**Records for this task:**
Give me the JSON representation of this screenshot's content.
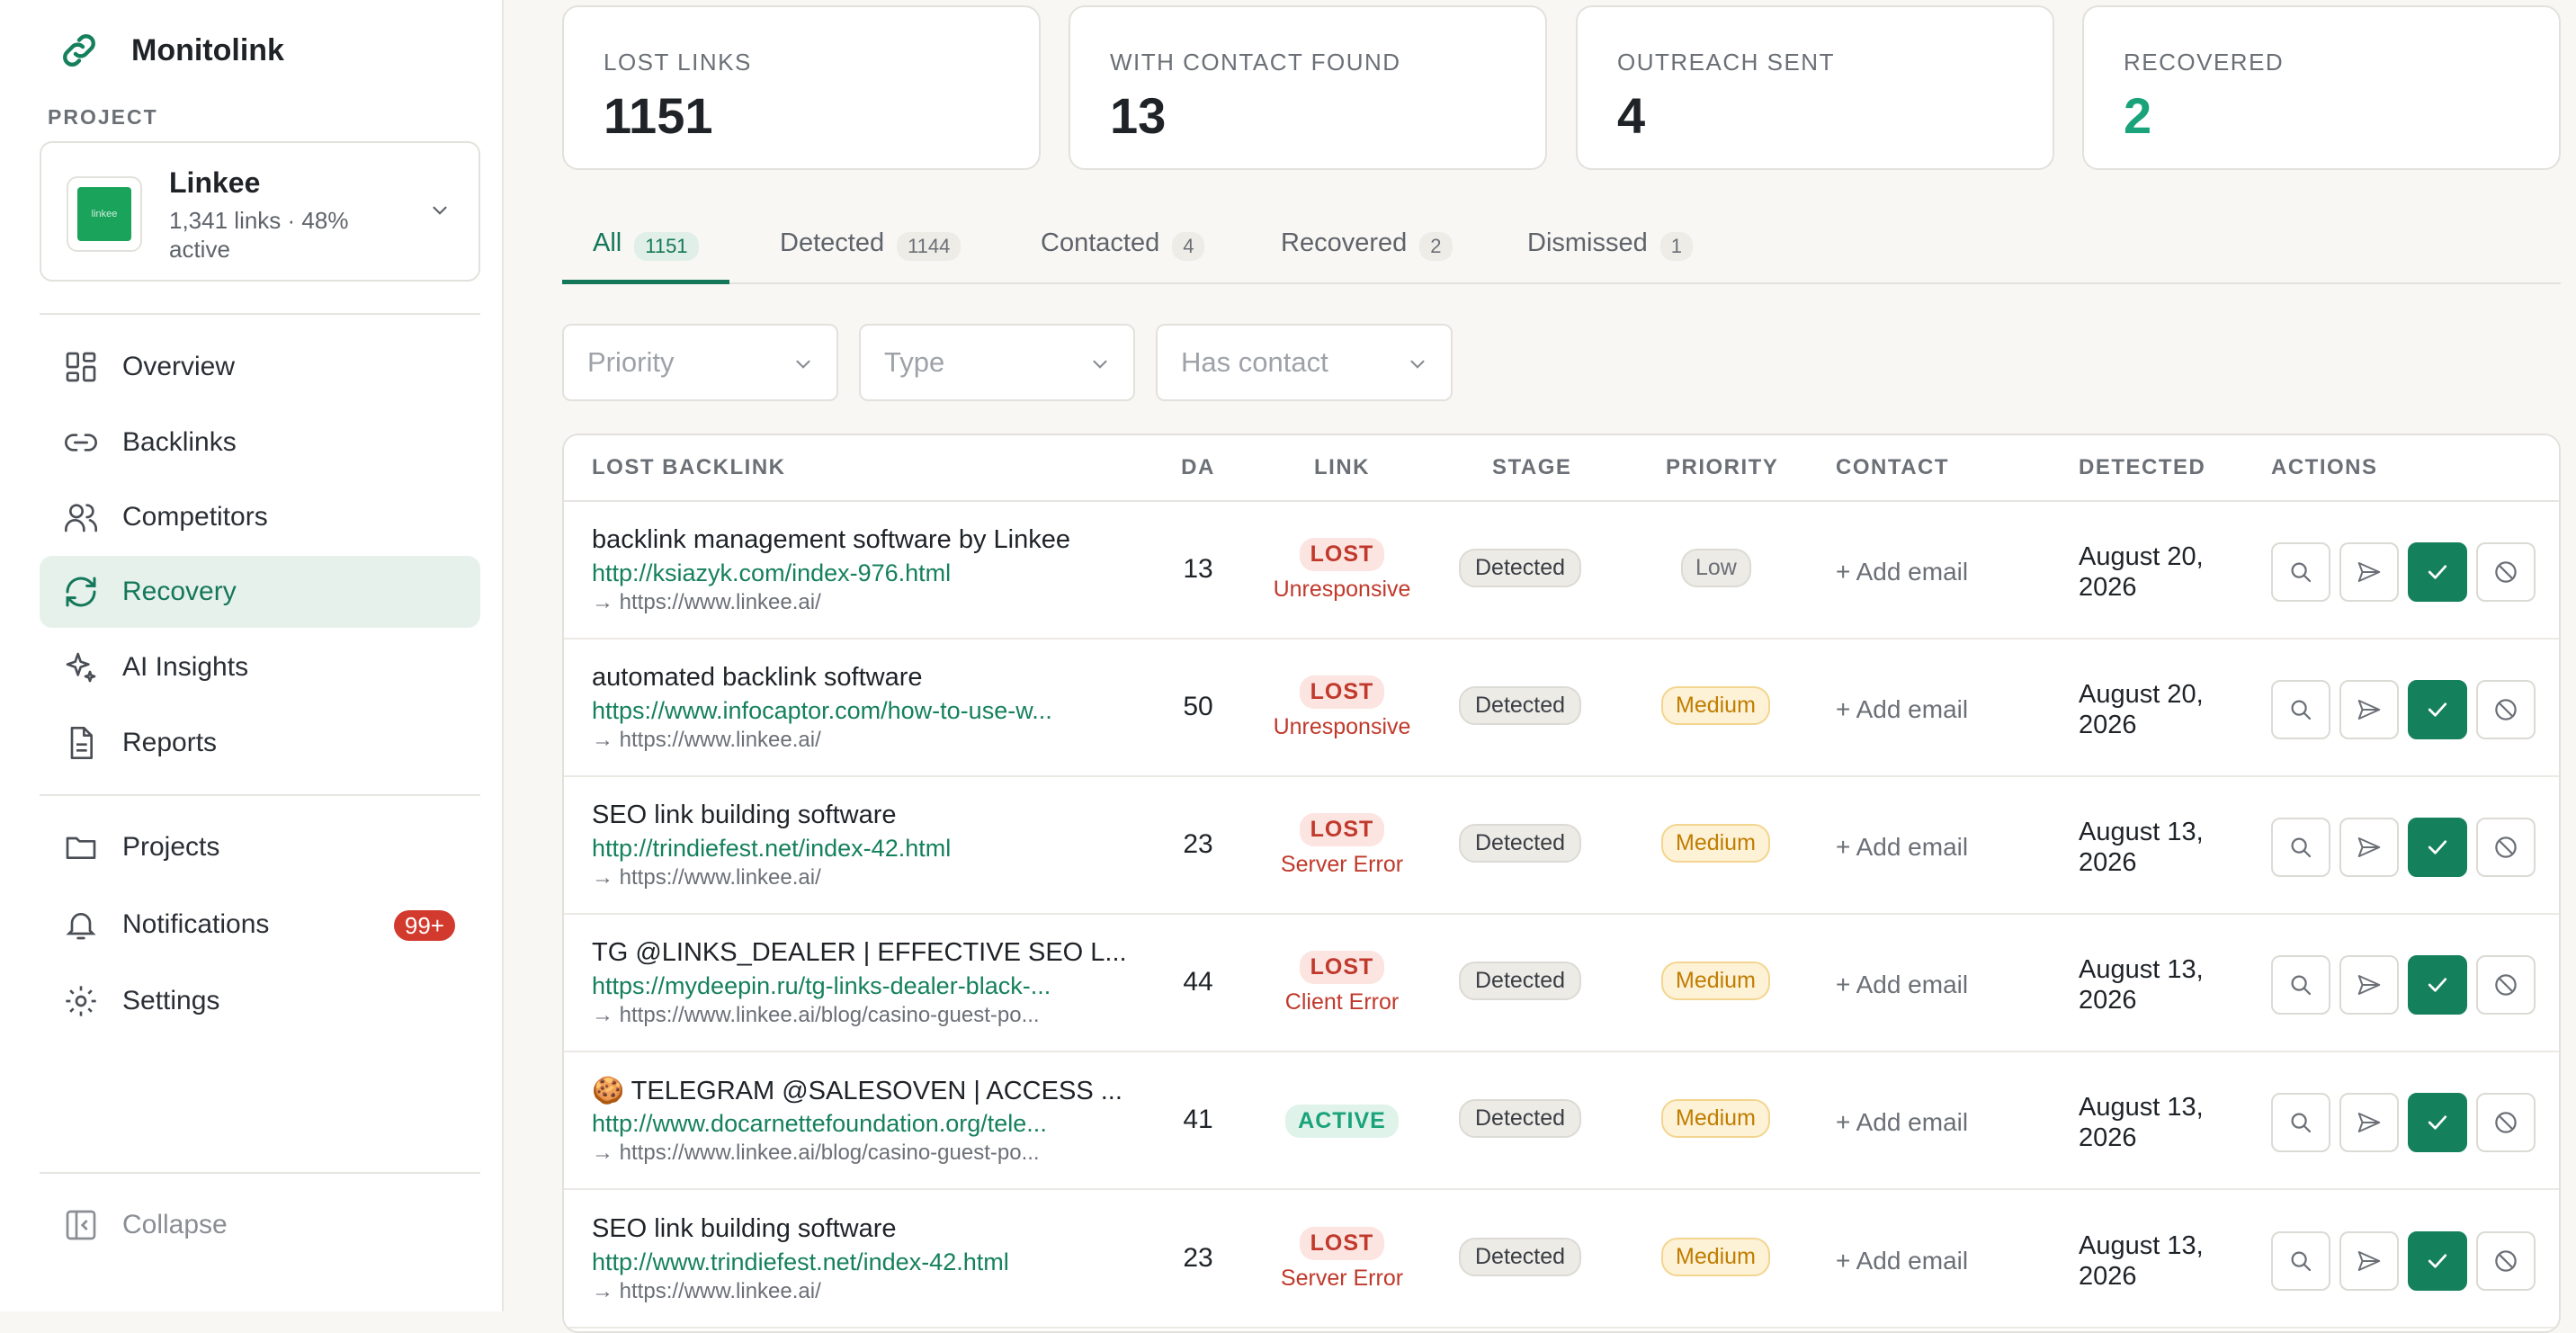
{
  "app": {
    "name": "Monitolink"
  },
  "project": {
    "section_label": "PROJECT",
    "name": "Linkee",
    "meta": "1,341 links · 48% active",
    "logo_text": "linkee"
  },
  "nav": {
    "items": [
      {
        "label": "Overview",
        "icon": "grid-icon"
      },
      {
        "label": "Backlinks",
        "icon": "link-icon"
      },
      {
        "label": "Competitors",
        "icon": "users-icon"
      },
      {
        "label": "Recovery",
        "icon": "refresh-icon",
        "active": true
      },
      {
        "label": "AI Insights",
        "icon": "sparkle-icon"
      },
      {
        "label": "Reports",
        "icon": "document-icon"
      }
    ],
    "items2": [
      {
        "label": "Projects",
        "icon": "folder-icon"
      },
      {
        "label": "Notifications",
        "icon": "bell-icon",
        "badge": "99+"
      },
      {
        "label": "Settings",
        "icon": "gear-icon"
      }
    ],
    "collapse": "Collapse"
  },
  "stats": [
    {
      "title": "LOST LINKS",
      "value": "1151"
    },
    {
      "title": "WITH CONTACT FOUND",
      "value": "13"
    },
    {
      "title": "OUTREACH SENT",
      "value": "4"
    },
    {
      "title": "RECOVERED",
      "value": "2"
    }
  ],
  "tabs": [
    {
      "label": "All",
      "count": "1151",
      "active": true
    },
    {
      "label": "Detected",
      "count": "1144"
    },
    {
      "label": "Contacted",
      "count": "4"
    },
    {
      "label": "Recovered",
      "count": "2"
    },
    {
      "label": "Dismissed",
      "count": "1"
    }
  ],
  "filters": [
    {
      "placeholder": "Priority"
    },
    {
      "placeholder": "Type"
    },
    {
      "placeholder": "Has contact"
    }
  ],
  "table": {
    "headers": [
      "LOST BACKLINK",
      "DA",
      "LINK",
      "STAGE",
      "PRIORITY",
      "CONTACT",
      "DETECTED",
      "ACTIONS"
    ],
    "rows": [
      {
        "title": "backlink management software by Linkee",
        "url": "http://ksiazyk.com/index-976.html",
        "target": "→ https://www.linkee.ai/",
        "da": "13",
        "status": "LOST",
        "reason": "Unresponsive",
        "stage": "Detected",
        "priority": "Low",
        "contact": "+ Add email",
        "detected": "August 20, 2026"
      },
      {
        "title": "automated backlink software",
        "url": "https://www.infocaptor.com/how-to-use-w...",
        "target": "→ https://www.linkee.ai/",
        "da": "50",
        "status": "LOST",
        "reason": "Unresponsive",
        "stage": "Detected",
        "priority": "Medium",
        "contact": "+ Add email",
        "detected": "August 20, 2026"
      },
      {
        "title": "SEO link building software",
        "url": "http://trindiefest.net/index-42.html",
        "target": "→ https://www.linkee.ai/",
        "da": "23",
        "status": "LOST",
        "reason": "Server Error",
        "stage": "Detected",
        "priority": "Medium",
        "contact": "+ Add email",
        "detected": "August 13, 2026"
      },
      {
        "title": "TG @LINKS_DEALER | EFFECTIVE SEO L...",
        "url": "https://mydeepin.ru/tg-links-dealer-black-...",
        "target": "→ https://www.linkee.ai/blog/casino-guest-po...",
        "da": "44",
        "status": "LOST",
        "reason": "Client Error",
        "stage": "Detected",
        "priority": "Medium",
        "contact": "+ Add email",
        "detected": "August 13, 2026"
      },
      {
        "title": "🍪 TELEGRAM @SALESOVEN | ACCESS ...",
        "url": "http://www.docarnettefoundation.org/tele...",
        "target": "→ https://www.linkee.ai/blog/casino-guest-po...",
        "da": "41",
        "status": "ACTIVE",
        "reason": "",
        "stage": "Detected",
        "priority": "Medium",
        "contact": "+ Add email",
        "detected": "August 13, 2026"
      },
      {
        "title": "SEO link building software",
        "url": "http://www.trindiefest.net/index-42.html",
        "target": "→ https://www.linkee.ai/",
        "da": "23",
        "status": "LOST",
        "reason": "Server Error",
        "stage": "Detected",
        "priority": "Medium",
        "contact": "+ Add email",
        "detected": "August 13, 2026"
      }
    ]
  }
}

**Work instructions:**
Search the entries for "html" and copy out each line that has it.

**Task response:**
        "url": "http://ksiazyk.com/index-976.html",
        "url": "http://trindiefest.net/index-42.html",
        "url": "http://www.trindiefest.net/index-42.html",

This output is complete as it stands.